§ **Stated problem**:
Give every line from the entries that contains "mettez".

(Stored records)

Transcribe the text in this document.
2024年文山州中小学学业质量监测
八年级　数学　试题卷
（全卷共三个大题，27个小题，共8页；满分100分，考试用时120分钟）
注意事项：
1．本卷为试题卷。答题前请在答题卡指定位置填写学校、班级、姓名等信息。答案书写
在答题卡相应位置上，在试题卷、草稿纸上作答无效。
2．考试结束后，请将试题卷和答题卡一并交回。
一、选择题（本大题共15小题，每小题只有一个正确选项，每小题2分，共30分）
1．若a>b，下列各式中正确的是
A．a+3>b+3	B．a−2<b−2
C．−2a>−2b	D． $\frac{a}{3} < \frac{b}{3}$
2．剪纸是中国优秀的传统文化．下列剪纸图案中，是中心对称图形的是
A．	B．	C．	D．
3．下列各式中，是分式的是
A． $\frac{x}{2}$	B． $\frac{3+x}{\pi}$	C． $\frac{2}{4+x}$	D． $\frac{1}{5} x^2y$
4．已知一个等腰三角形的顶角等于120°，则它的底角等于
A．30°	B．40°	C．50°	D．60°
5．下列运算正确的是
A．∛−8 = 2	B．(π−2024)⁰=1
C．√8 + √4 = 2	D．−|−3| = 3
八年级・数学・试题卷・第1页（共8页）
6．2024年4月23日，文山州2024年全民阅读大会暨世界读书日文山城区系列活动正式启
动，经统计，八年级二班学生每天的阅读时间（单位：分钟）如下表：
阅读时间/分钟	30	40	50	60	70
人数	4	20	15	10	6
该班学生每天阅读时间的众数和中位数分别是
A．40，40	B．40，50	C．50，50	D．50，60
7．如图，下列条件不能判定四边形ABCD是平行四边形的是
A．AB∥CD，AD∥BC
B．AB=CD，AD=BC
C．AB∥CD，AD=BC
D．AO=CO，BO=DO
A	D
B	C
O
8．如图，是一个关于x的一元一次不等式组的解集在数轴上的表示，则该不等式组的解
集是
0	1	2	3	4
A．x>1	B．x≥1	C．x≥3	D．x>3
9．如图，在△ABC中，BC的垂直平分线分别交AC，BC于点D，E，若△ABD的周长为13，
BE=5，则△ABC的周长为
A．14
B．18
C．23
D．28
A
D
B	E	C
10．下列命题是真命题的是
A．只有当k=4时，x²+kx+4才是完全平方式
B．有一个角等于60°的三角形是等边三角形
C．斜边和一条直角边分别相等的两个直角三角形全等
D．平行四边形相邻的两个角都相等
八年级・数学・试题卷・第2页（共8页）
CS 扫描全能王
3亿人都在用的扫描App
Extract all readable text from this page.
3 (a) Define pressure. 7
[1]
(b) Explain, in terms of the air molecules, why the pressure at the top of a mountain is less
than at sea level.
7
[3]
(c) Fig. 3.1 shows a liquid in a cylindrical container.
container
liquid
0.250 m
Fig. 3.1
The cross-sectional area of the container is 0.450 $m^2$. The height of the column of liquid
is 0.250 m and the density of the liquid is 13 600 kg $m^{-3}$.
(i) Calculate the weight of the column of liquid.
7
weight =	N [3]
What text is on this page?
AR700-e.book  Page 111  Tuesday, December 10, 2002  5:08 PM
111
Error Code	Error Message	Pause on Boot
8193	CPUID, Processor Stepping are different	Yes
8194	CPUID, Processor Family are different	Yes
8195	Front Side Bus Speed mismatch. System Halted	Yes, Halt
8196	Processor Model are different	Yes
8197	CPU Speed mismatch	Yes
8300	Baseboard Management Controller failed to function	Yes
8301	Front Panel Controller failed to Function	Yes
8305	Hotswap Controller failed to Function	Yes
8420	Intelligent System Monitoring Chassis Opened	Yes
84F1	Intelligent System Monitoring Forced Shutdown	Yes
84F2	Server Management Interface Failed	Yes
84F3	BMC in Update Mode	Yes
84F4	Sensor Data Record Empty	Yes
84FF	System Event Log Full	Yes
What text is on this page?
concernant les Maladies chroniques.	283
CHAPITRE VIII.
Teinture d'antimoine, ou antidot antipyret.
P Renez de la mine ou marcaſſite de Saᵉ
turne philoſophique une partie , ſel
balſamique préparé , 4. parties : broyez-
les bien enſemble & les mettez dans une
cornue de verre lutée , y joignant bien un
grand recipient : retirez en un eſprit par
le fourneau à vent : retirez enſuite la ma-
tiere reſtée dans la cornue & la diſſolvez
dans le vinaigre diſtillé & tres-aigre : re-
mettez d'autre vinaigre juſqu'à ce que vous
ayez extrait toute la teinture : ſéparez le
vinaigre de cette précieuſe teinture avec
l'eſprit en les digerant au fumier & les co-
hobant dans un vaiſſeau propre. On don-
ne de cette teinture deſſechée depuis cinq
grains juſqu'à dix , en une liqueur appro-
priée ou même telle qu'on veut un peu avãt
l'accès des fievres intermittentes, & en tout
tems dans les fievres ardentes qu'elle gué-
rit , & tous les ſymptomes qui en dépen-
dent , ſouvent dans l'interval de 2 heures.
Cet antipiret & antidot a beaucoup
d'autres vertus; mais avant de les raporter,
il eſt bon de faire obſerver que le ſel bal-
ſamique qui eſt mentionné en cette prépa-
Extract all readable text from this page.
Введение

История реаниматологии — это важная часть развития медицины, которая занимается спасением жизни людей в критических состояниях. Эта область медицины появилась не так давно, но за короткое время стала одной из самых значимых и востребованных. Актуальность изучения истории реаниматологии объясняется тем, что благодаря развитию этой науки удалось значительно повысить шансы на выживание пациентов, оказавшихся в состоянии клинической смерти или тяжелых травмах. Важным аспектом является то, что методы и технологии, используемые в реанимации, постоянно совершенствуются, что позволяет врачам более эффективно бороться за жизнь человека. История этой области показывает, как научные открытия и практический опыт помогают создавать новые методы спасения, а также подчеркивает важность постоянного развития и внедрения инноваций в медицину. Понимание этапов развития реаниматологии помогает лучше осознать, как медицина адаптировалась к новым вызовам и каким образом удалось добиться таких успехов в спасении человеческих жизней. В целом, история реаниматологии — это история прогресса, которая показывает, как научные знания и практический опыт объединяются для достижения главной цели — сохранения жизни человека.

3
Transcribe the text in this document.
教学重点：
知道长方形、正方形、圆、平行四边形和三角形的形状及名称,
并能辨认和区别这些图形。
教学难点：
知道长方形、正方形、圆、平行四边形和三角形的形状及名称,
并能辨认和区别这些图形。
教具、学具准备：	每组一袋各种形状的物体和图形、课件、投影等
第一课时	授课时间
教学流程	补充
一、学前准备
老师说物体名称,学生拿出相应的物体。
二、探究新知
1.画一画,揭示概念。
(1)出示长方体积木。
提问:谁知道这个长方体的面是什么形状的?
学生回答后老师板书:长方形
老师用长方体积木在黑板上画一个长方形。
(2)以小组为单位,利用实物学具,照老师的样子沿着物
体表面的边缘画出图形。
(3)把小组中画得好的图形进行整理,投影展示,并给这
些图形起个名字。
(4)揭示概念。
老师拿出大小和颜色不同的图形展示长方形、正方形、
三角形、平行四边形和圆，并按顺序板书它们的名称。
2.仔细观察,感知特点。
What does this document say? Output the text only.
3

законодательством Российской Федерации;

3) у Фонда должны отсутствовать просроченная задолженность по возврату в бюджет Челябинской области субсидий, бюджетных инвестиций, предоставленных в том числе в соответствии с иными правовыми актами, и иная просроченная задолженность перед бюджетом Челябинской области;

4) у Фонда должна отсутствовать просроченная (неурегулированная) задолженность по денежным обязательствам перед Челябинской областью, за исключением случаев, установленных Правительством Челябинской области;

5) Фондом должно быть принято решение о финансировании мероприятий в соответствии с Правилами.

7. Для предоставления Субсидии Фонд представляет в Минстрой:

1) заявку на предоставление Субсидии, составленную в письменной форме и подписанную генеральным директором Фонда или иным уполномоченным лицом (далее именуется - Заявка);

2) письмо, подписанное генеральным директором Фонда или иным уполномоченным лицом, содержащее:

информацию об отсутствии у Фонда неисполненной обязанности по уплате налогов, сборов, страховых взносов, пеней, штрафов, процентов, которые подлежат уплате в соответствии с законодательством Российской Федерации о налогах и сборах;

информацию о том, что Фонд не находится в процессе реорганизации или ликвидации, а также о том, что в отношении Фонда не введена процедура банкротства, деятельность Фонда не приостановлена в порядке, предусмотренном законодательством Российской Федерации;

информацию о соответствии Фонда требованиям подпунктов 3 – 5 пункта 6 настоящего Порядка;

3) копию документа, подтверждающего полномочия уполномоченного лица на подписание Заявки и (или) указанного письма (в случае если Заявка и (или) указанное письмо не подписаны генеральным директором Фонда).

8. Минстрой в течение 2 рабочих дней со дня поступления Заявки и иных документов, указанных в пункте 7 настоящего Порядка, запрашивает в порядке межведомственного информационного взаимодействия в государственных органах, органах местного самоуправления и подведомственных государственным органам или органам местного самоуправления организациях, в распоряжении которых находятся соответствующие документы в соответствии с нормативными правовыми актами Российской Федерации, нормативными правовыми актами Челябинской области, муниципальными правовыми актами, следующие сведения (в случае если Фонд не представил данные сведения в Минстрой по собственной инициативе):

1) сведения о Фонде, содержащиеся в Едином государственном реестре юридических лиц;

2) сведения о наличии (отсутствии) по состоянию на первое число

§ **Answer below**:
les bien enſemble & les mettez dans une
mettez d'autre vinaigre juſqu'à ce que vous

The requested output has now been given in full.